- DIRECTION -
Reproduce the entries exactly.

Items from a figure collection
>>
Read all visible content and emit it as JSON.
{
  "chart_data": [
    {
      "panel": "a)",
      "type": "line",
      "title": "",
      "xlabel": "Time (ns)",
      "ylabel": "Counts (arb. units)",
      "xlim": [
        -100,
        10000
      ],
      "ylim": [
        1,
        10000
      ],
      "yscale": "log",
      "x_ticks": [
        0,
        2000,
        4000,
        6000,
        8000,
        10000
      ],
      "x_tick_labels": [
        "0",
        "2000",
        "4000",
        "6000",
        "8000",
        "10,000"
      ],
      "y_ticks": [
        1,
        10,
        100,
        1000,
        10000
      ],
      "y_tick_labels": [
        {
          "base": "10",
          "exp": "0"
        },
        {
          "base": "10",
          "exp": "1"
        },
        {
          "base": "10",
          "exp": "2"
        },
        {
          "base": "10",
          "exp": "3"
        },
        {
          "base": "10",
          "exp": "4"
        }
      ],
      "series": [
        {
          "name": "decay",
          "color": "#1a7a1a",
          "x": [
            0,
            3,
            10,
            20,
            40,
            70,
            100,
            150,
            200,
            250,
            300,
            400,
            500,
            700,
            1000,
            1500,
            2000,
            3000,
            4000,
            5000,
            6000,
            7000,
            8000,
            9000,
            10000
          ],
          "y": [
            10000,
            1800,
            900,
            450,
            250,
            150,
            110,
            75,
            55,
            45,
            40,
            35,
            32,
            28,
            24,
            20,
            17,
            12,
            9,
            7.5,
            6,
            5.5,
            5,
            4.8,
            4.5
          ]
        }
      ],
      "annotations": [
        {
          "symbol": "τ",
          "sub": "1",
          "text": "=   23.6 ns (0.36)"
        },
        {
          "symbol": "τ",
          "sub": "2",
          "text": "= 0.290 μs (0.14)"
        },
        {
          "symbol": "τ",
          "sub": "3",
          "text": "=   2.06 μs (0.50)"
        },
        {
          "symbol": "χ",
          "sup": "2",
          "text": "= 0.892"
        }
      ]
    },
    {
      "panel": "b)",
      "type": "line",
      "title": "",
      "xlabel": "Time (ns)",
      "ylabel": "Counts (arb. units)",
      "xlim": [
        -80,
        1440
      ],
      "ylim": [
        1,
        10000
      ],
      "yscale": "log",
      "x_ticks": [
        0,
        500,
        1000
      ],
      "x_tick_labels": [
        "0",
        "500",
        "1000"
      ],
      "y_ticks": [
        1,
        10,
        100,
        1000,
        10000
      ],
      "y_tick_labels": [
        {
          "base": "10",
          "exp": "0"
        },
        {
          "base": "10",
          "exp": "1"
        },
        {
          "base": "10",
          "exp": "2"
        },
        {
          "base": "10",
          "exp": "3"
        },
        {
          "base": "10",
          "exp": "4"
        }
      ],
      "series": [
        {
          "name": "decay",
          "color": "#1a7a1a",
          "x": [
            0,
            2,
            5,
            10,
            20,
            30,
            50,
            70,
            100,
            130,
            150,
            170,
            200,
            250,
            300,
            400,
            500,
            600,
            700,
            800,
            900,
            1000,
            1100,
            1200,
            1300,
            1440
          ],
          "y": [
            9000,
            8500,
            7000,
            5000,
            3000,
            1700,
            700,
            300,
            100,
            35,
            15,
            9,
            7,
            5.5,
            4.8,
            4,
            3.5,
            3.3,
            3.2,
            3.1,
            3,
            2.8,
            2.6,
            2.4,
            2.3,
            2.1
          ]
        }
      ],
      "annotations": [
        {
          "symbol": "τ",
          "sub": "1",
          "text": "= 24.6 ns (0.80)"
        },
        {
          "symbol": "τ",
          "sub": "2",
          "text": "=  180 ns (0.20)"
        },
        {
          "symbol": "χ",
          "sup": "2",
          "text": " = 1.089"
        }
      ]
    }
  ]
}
<<
- WORKED ANSWER -
Read all visible content and emit it as JSON.
{
  "chart_data": [
    {
      "panel": "a)",
      "type": "line",
      "title": "",
      "xlabel": "Time (ns)",
      "ylabel": "Counts (arb. units)",
      "xlim": [
        -100,
        10000
      ],
      "ylim": [
        1,
        10000
      ],
      "yscale": "log",
      "x_ticks": [
        0,
        2000,
        4000,
        6000,
        8000,
        10000
      ],
      "x_tick_labels": [
        "0",
        "2000",
        "4000",
        "6000",
        "8000",
        "10,000"
      ],
      "y_ticks": [
        1,
        10,
        100,
        1000,
        10000
      ],
      "y_tick_labels": [
        {
          "base": "10",
          "exp": "0"
        },
        {
          "base": "10",
          "exp": "1"
        },
        {
          "base": "10",
          "exp": "2"
        },
        {
          "base": "10",
          "exp": "3"
        },
        {
          "base": "10",
          "exp": "4"
        }
      ],
      "series": [
        {
          "name": "decay",
          "color": "#1a7a1a",
          "x": [
            0,
            3,
            10,
            20,
            40,
            70,
            100,
            150,
            200,
            250,
            300,
            400,
            500,
            700,
            1000,
            1500,
            2000,
            3000,
            4000,
            5000,
            6000,
            7000,
            8000,
            9000,
            10000
          ],
          "y": [
            10000,
            1800,
            900,
            450,
            250,
            150,
            110,
            75,
            55,
            45,
            40,
            35,
            32,
            28,
            24,
            20,
            17,
            12,
            9,
            7.5,
            6,
            5.5,
            5,
            4.8,
            4.5
          ]
        }
      ],
      "annotations": [
        {
          "symbol": "τ",
          "sub": "1",
          "text": "=   23.6 ns (0.36)"
        },
        {
          "symbol": "τ",
          "sub": "2",
          "text": "= 0.290 μs (0.14)"
        },
        {
          "symbol": "τ",
          "sub": "3",
          "text": "=   2.06 μs (0.50)"
        },
        {
          "symbol": "χ",
          "sup": "2",
          "text": "= 0.892"
        }
      ]
    },
    {
      "panel": "b)",
      "type": "line",
      "title": "",
      "xlabel": "Time (ns)",
      "ylabel": "Counts (arb. units)",
      "xlim": [
        -80,
        1440
      ],
      "ylim": [
        1,
        10000
      ],
      "yscale": "log",
      "x_ticks": [
        0,
        500,
        1000
      ],
      "x_tick_labels": [
        "0",
        "500",
        "1000"
      ],
      "y_ticks": [
        1,
        10,
        100,
        1000,
        10000
      ],
      "y_tick_labels": [
        {
          "base": "10",
          "exp": "0"
        },
        {
          "base": "10",
          "exp": "1"
        },
        {
          "base": "10",
          "exp": "2"
        },
        {
          "base": "10",
          "exp": "3"
        },
        {
          "base": "10",
          "exp": "4"
        }
      ],
      "series": [
        {
          "name": "decay",
          "color": "#1a7a1a",
          "x": [
            0,
            2,
            5,
            10,
            20,
            30,
            50,
            70,
            100,
            130,
            150,
            170,
            200,
            250,
            300,
            400,
            500,
            600,
            700,
            800,
            900,
            1000,
            1100,
            1200,
            1300,
            1440
          ],
          "y": [
            9000,
            8500,
            7000,
            5000,
            3000,
            1700,
            700,
            300,
            100,
            35,
            15,
            9,
            7,
            5.5,
            4.8,
            4,
            3.5,
            3.3,
            3.2,
            3.1,
            3,
            2.8,
            2.6,
            2.4,
            2.3,
            2.1
          ]
        }
      ],
      "annotations": [
        {
          "symbol": "τ",
          "sub": "1",
          "text": "= 24.6 ns (0.80)"
        },
        {
          "symbol": "τ",
          "sub": "2",
          "text": "=  180 ns (0.20)"
        },
        {
          "symbol": "χ",
          "sup": "2",
          "text": " = 1.089"
        }
      ]
    }
  ]
}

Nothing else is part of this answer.